--- What to work on ---
Would you return all of this data exactly, leaving nothing out?

################

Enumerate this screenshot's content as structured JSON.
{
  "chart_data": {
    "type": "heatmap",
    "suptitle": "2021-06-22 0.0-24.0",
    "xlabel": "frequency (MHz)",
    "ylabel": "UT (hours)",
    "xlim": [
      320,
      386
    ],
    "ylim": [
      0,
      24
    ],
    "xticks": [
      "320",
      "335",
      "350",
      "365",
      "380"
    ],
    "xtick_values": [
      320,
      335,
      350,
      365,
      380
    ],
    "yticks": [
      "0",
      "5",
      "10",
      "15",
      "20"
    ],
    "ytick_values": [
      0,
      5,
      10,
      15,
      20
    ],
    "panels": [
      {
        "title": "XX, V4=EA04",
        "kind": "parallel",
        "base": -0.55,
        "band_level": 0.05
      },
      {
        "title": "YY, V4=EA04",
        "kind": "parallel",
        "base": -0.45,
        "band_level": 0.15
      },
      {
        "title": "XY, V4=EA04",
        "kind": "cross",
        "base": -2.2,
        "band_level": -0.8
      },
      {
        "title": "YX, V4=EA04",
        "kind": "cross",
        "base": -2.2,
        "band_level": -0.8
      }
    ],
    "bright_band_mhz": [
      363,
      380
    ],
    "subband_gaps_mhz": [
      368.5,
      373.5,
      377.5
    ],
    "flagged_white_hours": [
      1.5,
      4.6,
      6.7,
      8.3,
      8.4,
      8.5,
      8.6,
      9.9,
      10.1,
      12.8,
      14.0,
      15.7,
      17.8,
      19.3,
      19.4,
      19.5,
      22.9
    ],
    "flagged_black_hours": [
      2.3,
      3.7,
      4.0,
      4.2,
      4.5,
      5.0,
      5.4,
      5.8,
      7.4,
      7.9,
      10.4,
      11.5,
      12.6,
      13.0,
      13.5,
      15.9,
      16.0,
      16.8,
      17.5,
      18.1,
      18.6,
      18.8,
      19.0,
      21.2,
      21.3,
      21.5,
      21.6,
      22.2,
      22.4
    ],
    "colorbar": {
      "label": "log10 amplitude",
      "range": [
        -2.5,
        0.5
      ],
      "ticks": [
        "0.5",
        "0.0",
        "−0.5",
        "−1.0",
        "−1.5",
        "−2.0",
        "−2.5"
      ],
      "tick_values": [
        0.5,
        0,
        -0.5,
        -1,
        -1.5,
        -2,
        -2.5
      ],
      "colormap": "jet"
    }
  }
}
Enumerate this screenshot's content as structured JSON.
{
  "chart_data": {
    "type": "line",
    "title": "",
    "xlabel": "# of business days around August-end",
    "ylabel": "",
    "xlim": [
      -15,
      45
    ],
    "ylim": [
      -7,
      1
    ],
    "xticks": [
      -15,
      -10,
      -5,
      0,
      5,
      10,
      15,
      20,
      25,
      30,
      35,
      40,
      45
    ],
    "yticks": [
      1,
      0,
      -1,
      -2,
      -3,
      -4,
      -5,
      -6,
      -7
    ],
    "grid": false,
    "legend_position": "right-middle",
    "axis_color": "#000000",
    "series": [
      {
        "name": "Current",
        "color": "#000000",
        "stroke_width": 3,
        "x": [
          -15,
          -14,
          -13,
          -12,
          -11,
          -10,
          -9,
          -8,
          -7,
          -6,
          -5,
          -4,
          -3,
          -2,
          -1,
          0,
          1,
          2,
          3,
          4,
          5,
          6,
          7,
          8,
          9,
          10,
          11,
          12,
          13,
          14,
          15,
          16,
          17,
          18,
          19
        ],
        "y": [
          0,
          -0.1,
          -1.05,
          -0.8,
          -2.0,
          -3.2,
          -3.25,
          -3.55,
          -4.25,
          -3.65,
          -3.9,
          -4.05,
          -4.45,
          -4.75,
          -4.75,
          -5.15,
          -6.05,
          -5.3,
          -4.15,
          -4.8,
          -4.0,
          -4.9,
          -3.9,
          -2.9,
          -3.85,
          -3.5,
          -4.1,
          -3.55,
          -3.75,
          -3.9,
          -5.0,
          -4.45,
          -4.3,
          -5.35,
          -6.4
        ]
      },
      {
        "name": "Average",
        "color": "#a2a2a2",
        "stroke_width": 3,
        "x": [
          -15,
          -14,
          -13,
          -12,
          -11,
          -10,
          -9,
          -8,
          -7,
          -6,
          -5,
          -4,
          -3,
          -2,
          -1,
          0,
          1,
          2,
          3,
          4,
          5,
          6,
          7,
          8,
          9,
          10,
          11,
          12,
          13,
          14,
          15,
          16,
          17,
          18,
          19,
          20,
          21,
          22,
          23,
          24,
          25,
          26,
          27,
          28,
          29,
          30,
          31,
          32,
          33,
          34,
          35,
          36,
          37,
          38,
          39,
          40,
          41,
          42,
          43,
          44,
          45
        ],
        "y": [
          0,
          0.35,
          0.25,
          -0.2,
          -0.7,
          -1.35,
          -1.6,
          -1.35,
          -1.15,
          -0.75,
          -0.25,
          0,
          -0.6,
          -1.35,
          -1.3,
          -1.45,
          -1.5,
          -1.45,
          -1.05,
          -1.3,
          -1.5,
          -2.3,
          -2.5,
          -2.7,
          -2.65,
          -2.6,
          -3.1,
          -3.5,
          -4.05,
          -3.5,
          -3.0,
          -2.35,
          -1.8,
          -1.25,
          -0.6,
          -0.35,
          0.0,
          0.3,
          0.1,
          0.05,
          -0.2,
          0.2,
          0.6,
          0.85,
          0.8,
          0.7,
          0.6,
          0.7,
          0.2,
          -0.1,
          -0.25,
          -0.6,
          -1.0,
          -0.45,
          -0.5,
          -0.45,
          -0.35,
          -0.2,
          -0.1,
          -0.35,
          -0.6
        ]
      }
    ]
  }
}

################

--- Answer to this task ---
Enumerate this screenshot's content as structured JSON.
{
  "chart_data": {
    "type": "heatmap",
    "suptitle": "2021-06-22 0.0-24.0",
    "xlabel": "frequency (MHz)",
    "ylabel": "UT (hours)",
    "xlim": [
      320,
      386
    ],
    "ylim": [
      0,
      24
    ],
    "xticks": [
      "320",
      "335",
      "350",
      "365",
      "380"
    ],
    "xtick_values": [
      320,
      335,
      350,
      365,
      380
    ],
    "yticks": [
      "0",
      "5",
      "10",
      "15",
      "20"
    ],
    "ytick_values": [
      0,
      5,
      10,
      15,
      20
    ],
    "panels": [
      {
        "title": "XX, V4=EA04",
        "kind": "parallel",
        "base": -0.55,
        "band_level": 0.05
      },
      {
        "title": "YY, V4=EA04",
        "kind": "parallel",
        "base": -0.45,
        "band_level": 0.15
      },
      {
        "title": "XY, V4=EA04",
        "kind": "cross",
        "base": -2.2,
        "band_level": -0.8
      },
      {
        "title": "YX, V4=EA04",
        "kind": "cross",
        "base": -2.2,
        "band_level": -0.8
      }
    ],
    "bright_band_mhz": [
      363,
      380
    ],
    "subband_gaps_mhz": [
      368.5,
      373.5,
      377.5
    ],
    "flagged_white_hours": [
      1.5,
      4.6,
      6.7,
      8.3,
      8.4,
      8.5,
      8.6,
      9.9,
      10.1,
      12.8,
      14.0,
      15.7,
      17.8,
      19.3,
      19.4,
      19.5,
      22.9
    ],
    "flagged_black_hours": [
      2.3,
      3.7,
      4.0,
      4.2,
      4.5,
      5.0,
      5.4,
      5.8,
      7.4,
      7.9,
      10.4,
      11.5,
      12.6,
      13.0,
      13.5,
      15.9,
      16.0,
      16.8,
      17.5,
      18.1,
      18.6,
      18.8,
      19.0,
      21.2,
      21.3,
      21.5,
      21.6,
      22.2,
      22.4
    ],
    "colorbar": {
      "label": "log10 amplitude",
      "range": [
        -2.5,
        0.5
      ],
      "ticks": [
        "0.5",
        "0.0",
        "−0.5",
        "−1.0",
        "−1.5",
        "−2.0",
        "−2.5"
      ],
      "tick_values": [
        0.5,
        0,
        -0.5,
        -1,
        -1.5,
        -2,
        -2.5
      ],
      "colormap": "jet"
    }
  }
}
Enumerate this screenshot's content as structured JSON.
{
  "chart_data": {
    "type": "line",
    "title": "",
    "xlabel": "# of business days around August-end",
    "ylabel": "",
    "xlim": [
      -15,
      45
    ],
    "ylim": [
      -7,
      1
    ],
    "xticks": [
      -15,
      -10,
      -5,
      0,
      5,
      10,
      15,
      20,
      25,
      30,
      35,
      40,
      45
    ],
    "yticks": [
      1,
      0,
      -1,
      -2,
      -3,
      -4,
      -5,
      -6,
      -7
    ],
    "grid": false,
    "legend_position": "right-middle",
    "axis_color": "#000000",
    "series": [
      {
        "name": "Current",
        "color": "#000000",
        "stroke_width": 3,
        "x": [
          -15,
          -14,
          -13,
          -12,
          -11,
          -10,
          -9,
          -8,
          -7,
          -6,
          -5,
          -4,
          -3,
          -2,
          -1,
          0,
          1,
          2,
          3,
          4,
          5,
          6,
          7,
          8,
          9,
          10,
          11,
          12,
          13,
          14,
          15,
          16,
          17,
          18,
          19
        ],
        "y": [
          0,
          -0.1,
          -1.05,
          -0.8,
          -2.0,
          -3.2,
          -3.25,
          -3.55,
          -4.25,
          -3.65,
          -3.9,
          -4.05,
          -4.45,
          -4.75,
          -4.75,
          -5.15,
          -6.05,
          -5.3,
          -4.15,
          -4.8,
          -4.0,
          -4.9,
          -3.9,
          -2.9,
          -3.85,
          -3.5,
          -4.1,
          -3.55,
          -3.75,
          -3.9,
          -5.0,
          -4.45,
          -4.3,
          -5.35,
          -6.4
        ]
      },
      {
        "name": "Average",
        "color": "#a2a2a2",
        "stroke_width": 3,
        "x": [
          -15,
          -14,
          -13,
          -12,
          -11,
          -10,
          -9,
          -8,
          -7,
          -6,
          -5,
          -4,
          -3,
          -2,
          -1,
          0,
          1,
          2,
          3,
          4,
          5,
          6,
          7,
          8,
          9,
          10,
          11,
          12,
          13,
          14,
          15,
          16,
          17,
          18,
          19,
          20,
          21,
          22,
          23,
          24,
          25,
          26,
          27,
          28,
          29,
          30,
          31,
          32,
          33,
          34,
          35,
          36,
          37,
          38,
          39,
          40,
          41,
          42,
          43,
          44,
          45
        ],
        "y": [
          0,
          0.35,
          0.25,
          -0.2,
          -0.7,
          -1.35,
          -1.6,
          -1.35,
          -1.15,
          -0.75,
          -0.25,
          0,
          -0.6,
          -1.35,
          -1.3,
          -1.45,
          -1.5,
          -1.45,
          -1.05,
          -1.3,
          -1.5,
          -2.3,
          -2.5,
          -2.7,
          -2.65,
          -2.6,
          -3.1,
          -3.5,
          -4.05,
          -3.5,
          -3.0,
          -2.35,
          -1.8,
          -1.25,
          -0.6,
          -0.35,
          0.0,
          0.3,
          0.1,
          0.05,
          -0.2,
          0.2,
          0.6,
          0.85,
          0.8,
          0.7,
          0.6,
          0.7,
          0.2,
          -0.1,
          -0.25,
          -0.6,
          -1.0,
          -0.45,
          -0.5,
          -0.45,
          -0.35,
          -0.2,
          -0.1,
          -0.35,
          -0.6
        ]
      }
    ]
  }
}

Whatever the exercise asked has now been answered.